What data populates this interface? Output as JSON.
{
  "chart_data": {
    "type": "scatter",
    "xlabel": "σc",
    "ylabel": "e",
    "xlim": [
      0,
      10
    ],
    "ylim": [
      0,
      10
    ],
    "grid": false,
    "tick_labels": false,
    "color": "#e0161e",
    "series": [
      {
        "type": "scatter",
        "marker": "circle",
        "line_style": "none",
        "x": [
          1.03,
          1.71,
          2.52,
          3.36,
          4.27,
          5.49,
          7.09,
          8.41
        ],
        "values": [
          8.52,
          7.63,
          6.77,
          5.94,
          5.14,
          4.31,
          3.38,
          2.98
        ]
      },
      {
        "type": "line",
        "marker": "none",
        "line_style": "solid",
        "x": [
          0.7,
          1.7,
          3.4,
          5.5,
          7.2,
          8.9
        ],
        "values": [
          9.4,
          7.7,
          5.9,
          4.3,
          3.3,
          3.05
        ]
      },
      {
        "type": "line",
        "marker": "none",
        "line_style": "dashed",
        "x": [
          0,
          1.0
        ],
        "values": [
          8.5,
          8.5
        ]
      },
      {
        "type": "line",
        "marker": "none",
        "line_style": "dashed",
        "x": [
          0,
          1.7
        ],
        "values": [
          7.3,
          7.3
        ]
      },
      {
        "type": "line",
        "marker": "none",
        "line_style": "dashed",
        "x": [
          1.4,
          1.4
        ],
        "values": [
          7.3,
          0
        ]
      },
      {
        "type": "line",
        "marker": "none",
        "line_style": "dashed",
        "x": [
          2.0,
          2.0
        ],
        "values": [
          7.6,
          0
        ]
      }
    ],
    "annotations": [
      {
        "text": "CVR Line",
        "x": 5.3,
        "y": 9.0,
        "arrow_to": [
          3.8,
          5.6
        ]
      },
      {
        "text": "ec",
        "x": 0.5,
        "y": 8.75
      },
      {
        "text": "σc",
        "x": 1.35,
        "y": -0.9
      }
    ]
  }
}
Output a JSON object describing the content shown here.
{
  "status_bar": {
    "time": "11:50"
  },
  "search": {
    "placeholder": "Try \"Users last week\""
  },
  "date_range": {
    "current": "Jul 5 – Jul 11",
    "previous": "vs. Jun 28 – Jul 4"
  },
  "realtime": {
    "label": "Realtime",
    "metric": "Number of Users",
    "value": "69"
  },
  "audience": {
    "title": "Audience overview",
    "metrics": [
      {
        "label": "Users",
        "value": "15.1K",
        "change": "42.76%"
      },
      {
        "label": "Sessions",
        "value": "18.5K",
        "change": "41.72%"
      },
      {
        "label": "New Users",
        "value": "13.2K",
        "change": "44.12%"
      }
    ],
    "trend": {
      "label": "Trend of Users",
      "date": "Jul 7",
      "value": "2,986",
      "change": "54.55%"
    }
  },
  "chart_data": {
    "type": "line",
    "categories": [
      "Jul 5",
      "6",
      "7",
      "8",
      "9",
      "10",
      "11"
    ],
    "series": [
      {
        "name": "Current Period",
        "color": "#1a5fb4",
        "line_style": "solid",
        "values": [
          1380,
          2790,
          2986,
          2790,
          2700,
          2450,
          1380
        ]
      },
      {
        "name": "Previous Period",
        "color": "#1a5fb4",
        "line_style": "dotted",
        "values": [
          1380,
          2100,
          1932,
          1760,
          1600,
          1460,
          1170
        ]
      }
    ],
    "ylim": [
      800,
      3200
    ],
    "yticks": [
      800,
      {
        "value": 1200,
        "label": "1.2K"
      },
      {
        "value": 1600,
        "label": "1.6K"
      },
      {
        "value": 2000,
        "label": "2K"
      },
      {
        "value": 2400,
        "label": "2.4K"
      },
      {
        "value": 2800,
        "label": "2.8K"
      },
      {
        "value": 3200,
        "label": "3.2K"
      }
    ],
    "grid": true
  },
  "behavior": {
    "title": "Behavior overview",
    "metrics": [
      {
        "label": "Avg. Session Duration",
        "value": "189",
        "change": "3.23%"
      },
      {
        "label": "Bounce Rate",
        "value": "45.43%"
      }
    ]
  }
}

WORK TO DO: Restate every entry word for word.

EXERCISE SOLUTION:
What data populates this interface? Output as JSON.
{
  "chart_data": {
    "type": "scatter",
    "xlabel": "σc",
    "ylabel": "e",
    "xlim": [
      0,
      10
    ],
    "ylim": [
      0,
      10
    ],
    "grid": false,
    "tick_labels": false,
    "color": "#e0161e",
    "series": [
      {
        "type": "scatter",
        "marker": "circle",
        "line_style": "none",
        "x": [
          1.03,
          1.71,
          2.52,
          3.36,
          4.27,
          5.49,
          7.09,
          8.41
        ],
        "values": [
          8.52,
          7.63,
          6.77,
          5.94,
          5.14,
          4.31,
          3.38,
          2.98
        ]
      },
      {
        "type": "line",
        "marker": "none",
        "line_style": "solid",
        "x": [
          0.7,
          1.7,
          3.4,
          5.5,
          7.2,
          8.9
        ],
        "values": [
          9.4,
          7.7,
          5.9,
          4.3,
          3.3,
          3.05
        ]
      },
      {
        "type": "line",
        "marker": "none",
        "line_style": "dashed",
        "x": [
          0,
          1.0
        ],
        "values": [
          8.5,
          8.5
        ]
      },
      {
        "type": "line",
        "marker": "none",
        "line_style": "dashed",
        "x": [
          0,
          1.7
        ],
        "values": [
          7.3,
          7.3
        ]
      },
      {
        "type": "line",
        "marker": "none",
        "line_style": "dashed",
        "x": [
          1.4,
          1.4
        ],
        "values": [
          7.3,
          0
        ]
      },
      {
        "type": "line",
        "marker": "none",
        "line_style": "dashed",
        "x": [
          2.0,
          2.0
        ],
        "values": [
          7.6,
          0
        ]
      }
    ],
    "annotations": [
      {
        "text": "CVR Line",
        "x": 5.3,
        "y": 9.0,
        "arrow_to": [
          3.8,
          5.6
        ]
      },
      {
        "text": "ec",
        "x": 0.5,
        "y": 8.75
      },
      {
        "text": "σc",
        "x": 1.35,
        "y": -0.9
      }
    ]
  }
}
Output a JSON object describing the content shown here.
{
  "status_bar": {
    "time": "11:50"
  },
  "search": {
    "placeholder": "Try \"Users last week\""
  },
  "date_range": {
    "current": "Jul 5 – Jul 11",
    "previous": "vs. Jun 28 – Jul 4"
  },
  "realtime": {
    "label": "Realtime",
    "metric": "Number of Users",
    "value": "69"
  },
  "audience": {
    "title": "Audience overview",
    "metrics": [
      {
        "label": "Users",
        "value": "15.1K",
        "change": "42.76%"
      },
      {
        "label": "Sessions",
        "value": "18.5K",
        "change": "41.72%"
      },
      {
        "label": "New Users",
        "value": "13.2K",
        "change": "44.12%"
      }
    ],
    "trend": {
      "label": "Trend of Users",
      "date": "Jul 7",
      "value": "2,986",
      "change": "54.55%"
    }
  },
  "chart_data": {
    "type": "line",
    "categories": [
      "Jul 5",
      "6",
      "7",
      "8",
      "9",
      "10",
      "11"
    ],
    "series": [
      {
        "name": "Current Period",
        "color": "#1a5fb4",
        "line_style": "solid",
        "values": [
          1380,
          2790,
          2986,
          2790,
          2700,
          2450,
          1380
        ]
      },
      {
        "name": "Previous Period",
        "color": "#1a5fb4",
        "line_style": "dotted",
        "values": [
          1380,
          2100,
          1932,
          1760,
          1600,
          1460,
          1170
        ]
      }
    ],
    "ylim": [
      800,
      3200
    ],
    "yticks": [
      800,
      {
        "value": 1200,
        "label": "1.2K"
      },
      {
        "value": 1600,
        "label": "1.6K"
      },
      {
        "value": 2000,
        "label": "2K"
      },
      {
        "value": 2400,
        "label": "2.4K"
      },
      {
        "value": 2800,
        "label": "2.8K"
      },
      {
        "value": 3200,
        "label": "3.2K"
      }
    ],
    "grid": true
  },
  "behavior": {
    "title": "Behavior overview",
    "metrics": [
      {
        "label": "Avg. Session Duration",
        "value": "189",
        "change": "3.23%"
      },
      {
        "label": "Bounce Rate",
        "value": "45.43%"
      }
    ]
  }
}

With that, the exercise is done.